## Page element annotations

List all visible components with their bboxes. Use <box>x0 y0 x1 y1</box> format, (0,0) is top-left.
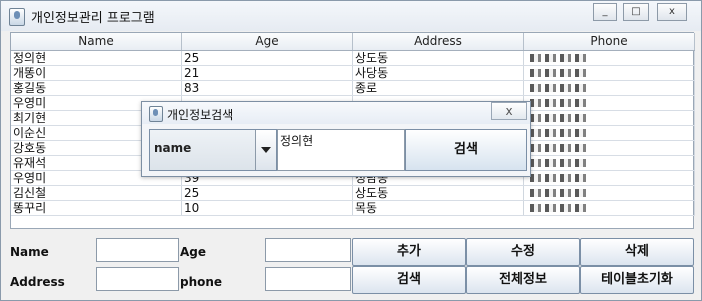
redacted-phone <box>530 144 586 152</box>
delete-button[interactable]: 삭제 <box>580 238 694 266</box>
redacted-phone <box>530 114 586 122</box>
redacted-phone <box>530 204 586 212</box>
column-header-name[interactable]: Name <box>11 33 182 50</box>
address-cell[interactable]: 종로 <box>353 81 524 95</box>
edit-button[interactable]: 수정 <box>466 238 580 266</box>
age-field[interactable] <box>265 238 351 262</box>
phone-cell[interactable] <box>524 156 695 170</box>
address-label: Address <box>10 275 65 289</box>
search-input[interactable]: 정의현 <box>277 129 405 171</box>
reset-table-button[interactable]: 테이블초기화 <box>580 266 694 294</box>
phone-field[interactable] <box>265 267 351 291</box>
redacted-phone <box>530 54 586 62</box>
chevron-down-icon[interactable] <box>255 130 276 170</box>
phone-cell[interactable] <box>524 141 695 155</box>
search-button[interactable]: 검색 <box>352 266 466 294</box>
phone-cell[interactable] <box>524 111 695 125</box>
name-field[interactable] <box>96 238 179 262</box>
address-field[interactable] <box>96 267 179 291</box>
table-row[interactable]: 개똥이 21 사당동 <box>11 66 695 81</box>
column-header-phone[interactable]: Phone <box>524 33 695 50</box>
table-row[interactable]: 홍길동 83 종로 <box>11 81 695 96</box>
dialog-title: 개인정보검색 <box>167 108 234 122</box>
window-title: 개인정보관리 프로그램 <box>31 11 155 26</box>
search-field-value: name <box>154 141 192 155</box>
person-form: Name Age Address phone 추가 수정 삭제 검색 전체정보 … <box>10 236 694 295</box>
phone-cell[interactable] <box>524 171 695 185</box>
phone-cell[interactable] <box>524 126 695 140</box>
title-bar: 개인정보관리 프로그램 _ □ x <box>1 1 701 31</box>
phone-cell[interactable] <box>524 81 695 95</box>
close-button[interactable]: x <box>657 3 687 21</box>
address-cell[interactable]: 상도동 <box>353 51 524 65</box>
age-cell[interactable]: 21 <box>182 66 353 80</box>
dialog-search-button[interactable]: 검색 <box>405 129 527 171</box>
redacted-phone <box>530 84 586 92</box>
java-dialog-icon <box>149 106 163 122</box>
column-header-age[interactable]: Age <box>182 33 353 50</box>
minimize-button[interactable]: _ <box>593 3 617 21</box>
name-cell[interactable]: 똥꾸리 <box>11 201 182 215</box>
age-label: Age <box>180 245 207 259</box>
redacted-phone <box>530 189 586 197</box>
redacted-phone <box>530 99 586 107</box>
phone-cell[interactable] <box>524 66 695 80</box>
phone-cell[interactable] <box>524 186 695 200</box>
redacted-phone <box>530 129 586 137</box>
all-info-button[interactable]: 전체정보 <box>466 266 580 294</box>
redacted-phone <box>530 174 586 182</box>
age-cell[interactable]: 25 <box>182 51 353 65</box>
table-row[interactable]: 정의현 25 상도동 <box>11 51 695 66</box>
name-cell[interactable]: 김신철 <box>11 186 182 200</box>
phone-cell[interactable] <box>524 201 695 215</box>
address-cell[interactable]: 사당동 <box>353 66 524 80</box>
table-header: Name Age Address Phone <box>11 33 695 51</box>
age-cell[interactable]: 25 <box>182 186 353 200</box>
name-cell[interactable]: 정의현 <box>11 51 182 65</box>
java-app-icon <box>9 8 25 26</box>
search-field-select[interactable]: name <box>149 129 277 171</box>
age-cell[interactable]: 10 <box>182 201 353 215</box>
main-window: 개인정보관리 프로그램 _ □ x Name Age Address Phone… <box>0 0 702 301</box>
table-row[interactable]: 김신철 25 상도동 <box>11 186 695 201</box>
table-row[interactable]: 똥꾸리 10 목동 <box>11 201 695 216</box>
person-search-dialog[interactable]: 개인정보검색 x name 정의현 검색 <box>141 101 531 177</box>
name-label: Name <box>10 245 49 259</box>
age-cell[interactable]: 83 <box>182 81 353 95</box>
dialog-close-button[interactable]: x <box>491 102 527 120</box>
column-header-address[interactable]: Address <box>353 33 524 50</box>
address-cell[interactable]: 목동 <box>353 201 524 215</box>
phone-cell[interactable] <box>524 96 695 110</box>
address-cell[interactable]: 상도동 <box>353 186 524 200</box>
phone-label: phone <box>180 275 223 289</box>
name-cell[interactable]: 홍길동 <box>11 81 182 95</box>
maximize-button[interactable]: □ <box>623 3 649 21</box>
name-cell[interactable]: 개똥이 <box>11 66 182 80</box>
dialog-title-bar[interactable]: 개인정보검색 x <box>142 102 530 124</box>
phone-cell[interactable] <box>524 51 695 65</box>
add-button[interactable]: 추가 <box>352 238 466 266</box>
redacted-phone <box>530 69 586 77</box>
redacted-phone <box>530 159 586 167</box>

## Task prompt
Convert every line of the records into a numbered list, omitting blank lines and leaving out the pictures.

## Task solution
1. List all visible components with their bboxes. Use <box>x0 y0 x1 y1</box> format, (0,0) is top-left.
2. redacted-phone <box>530 144 586 152</box>
3. delete-button[interactable]: 삭제 <box>580 238 694 266</box>
4. redacted-phone <box>530 114 586 122</box>
5. redacted-phone <box>530 204 586 212</box>
6. column-header-name[interactable]: Name <box>11 33 182 50</box>
7. address-cell[interactable]: 종로 <box>353 81 524 95</box>
8. edit-button[interactable]: 수정 <box>466 238 580 266</box>
9. age-field[interactable] <box>265 238 351 262</box>
10. phone-cell[interactable] <box>524 156 695 170</box>
11. address-label: Address <box>10 275 65 289</box>
12. search-input[interactable]: 정의현 <box>277 129 405 171</box>
13. reset-table-button[interactable]: 테이블초기화 <box>580 266 694 294</box>
14. phone-field[interactable] <box>265 267 351 291</box>
15. redacted-phone <box>530 54 586 62</box>
16. chevron-down-icon[interactable] <box>255 130 276 170</box>
17. phone-cell[interactable] <box>524 141 695 155</box>
18. search-button[interactable]: 검색 <box>352 266 466 294</box>
19. phone-cell[interactable] <box>524 111 695 125</box>
20. name-field[interactable] <box>96 238 179 262</box>
21. address-field[interactable] <box>96 267 179 291</box>
22. table-row[interactable]: 개똥이 21 사당동 <box>11 66 695 81</box>
23. column-header-phone[interactable]: Phone <box>524 33 695 50</box>
24. table-row[interactable]: 홍길동 83 종로 <box>11 81 695 96</box>
25. dialog-title: 개인정보검색 <box>167 108 234 122</box>
26. window-title: 개인정보관리 프로그램 <box>31 11 155 26</box>
27. search-field-value: name <box>154 141 192 155</box>
28. person-form: Name Age Address phone 추가 수정 삭제 검색 전체정보 … <box>10 236 694 295</box>
29. phone-cell[interactable] <box>524 171 695 185</box>
30. phone-cell[interactable] <box>524 126 695 140</box>
31. title-bar: 개인정보관리 프로그램 _ □ x <box>1 1 701 31</box>
32. phone-cell[interactable] <box>524 81 695 95</box>
33. close-button[interactable]: x <box>657 3 687 21</box>
34. address-cell[interactable]: 상도동 <box>353 51 524 65</box>
35. age-cell[interactable]: 21 <box>182 66 353 80</box>
36. dialog-search-button[interactable]: 검색 <box>405 129 527 171</box>
37. redacted-phone <box>530 84 586 92</box>
38. java-dialog-icon <box>149 106 163 122</box>
39. column-header-age[interactable]: Age <box>182 33 353 50</box>
40. minimize-button[interactable]: _ <box>593 3 617 21</box>
41. name-cell[interactable]: 똥꾸리 <box>11 201 182 215</box>
42. age-label: Age <box>180 245 207 259</box>
43. redacted-phone <box>530 189 586 197</box>
44. redacted-phone <box>530 99 586 107</box>
45. phone-cell[interactable] <box>524 66 695 80</box>
46. phone-cell[interactable] <box>524 186 695 200</box>
47. redacted-phone <box>530 129 586 137</box>
48. all-info-button[interactable]: 전체정보 <box>466 266 580 294</box>
49. redacted-phone <box>530 174 586 182</box>
50. age-cell[interactable]: 25 <box>182 51 353 65</box>
51. table-row[interactable]: 정의현 25 상도동 <box>11 51 695 66</box>
52. name-cell[interactable]: 김신철 <box>11 186 182 200</box>
53. phone-cell[interactable] <box>524 201 695 215</box>
54. address-cell[interactable]: 사당동 <box>353 66 524 80</box>
55. table-header: Name Age Address Phone <box>11 33 695 51</box>
56. age-cell[interactable]: 25 <box>182 186 353 200</box>
57. name-cell[interactable]: 정의현 <box>11 51 182 65</box>
58. java-app-icon <box>9 8 25 26</box>
59. search-field-select[interactable]: name <box>149 129 277 171</box>
60. age-cell[interactable]: 10 <box>182 201 353 215</box>
61. main-window: 개인정보관리 프로그램 _ □ x Name Age Address Phone… <box>0 0 702 301</box>
62. table-row[interactable]: 김신철 25 상도동 <box>11 186 695 201</box>
63. table-row[interactable]: 똥꾸리 10 목동 <box>11 201 695 216</box>
64. person-search-dialog[interactable]: 개인정보검색 x name 정의현 검색 <box>141 101 531 177</box>
65. name-label: Name <box>10 245 49 259</box>
66. age-cell[interactable]: 83 <box>182 81 353 95</box>
67. dialog-close-button[interactable]: x <box>491 102 527 120</box>
68. column-header-address[interactable]: Address <box>353 33 524 50</box>
69. address-cell[interactable]: 목동 <box>353 201 524 215</box>
70. phone-cell[interactable] <box>524 96 695 110</box>
71. address-cell[interactable]: 상도동 <box>353 186 524 200</box>
72. phone-label: phone <box>180 275 223 289</box>
73. name-cell[interactable]: 홍길동 <box>11 81 182 95</box>
74. maximize-button[interactable]: □ <box>623 3 649 21</box>
75. name-cell[interactable]: 개똥이 <box>11 66 182 80</box>
76. dialog-title-bar[interactable]: 개인정보검색 x <box>142 102 530 124</box>
77. phone-cell[interactable] <box>524 51 695 65</box>
78. add-button[interactable]: 추가 <box>352 238 466 266</box>
79. redacted-phone <box>530 69 586 77</box>
80. redacted-phone <box>530 159 586 167</box>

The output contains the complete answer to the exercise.